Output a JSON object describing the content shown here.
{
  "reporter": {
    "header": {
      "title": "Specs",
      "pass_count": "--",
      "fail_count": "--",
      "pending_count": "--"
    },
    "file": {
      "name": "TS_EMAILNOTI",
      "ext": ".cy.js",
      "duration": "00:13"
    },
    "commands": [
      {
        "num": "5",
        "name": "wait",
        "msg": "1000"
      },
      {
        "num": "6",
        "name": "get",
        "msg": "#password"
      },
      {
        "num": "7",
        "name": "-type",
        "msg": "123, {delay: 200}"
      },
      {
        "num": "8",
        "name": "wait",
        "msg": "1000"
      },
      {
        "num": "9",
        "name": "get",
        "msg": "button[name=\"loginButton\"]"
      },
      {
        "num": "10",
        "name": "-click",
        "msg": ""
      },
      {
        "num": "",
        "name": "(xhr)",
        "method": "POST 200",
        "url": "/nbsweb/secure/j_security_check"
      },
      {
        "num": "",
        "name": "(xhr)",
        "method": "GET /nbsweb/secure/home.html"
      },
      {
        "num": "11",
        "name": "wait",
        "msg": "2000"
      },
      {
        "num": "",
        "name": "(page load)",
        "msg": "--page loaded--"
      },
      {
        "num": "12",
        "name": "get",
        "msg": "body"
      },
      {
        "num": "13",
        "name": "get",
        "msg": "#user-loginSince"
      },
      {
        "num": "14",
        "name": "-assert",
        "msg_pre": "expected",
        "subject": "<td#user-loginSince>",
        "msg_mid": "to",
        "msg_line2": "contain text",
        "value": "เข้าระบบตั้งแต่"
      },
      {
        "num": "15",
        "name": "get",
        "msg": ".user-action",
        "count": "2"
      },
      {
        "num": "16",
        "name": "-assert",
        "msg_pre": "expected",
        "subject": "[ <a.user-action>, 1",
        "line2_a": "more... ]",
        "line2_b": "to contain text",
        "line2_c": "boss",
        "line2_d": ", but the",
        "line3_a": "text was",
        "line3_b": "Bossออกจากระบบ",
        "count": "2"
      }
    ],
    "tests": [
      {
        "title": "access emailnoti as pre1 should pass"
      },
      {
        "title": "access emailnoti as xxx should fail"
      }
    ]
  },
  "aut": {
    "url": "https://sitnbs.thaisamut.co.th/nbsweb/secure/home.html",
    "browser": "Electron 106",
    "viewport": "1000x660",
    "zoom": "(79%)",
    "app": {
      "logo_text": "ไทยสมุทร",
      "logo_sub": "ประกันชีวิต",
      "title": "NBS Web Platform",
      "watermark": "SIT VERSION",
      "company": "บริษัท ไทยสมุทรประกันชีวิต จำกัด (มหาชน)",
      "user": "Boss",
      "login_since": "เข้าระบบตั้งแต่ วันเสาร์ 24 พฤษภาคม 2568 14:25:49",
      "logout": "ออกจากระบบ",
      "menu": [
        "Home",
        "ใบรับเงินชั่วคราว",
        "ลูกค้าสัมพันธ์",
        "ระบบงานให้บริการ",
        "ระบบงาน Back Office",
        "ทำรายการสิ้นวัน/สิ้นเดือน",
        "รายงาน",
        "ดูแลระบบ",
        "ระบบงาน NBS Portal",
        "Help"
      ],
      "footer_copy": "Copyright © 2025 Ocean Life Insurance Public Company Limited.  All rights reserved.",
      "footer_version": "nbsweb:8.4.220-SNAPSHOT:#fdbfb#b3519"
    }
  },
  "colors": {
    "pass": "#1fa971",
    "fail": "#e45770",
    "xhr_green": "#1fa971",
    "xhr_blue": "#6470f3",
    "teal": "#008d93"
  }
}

• _Short task_: Tell how many lines in the material contain the word "loginSince". Only the number is wanted.

• _Expected answer_: 2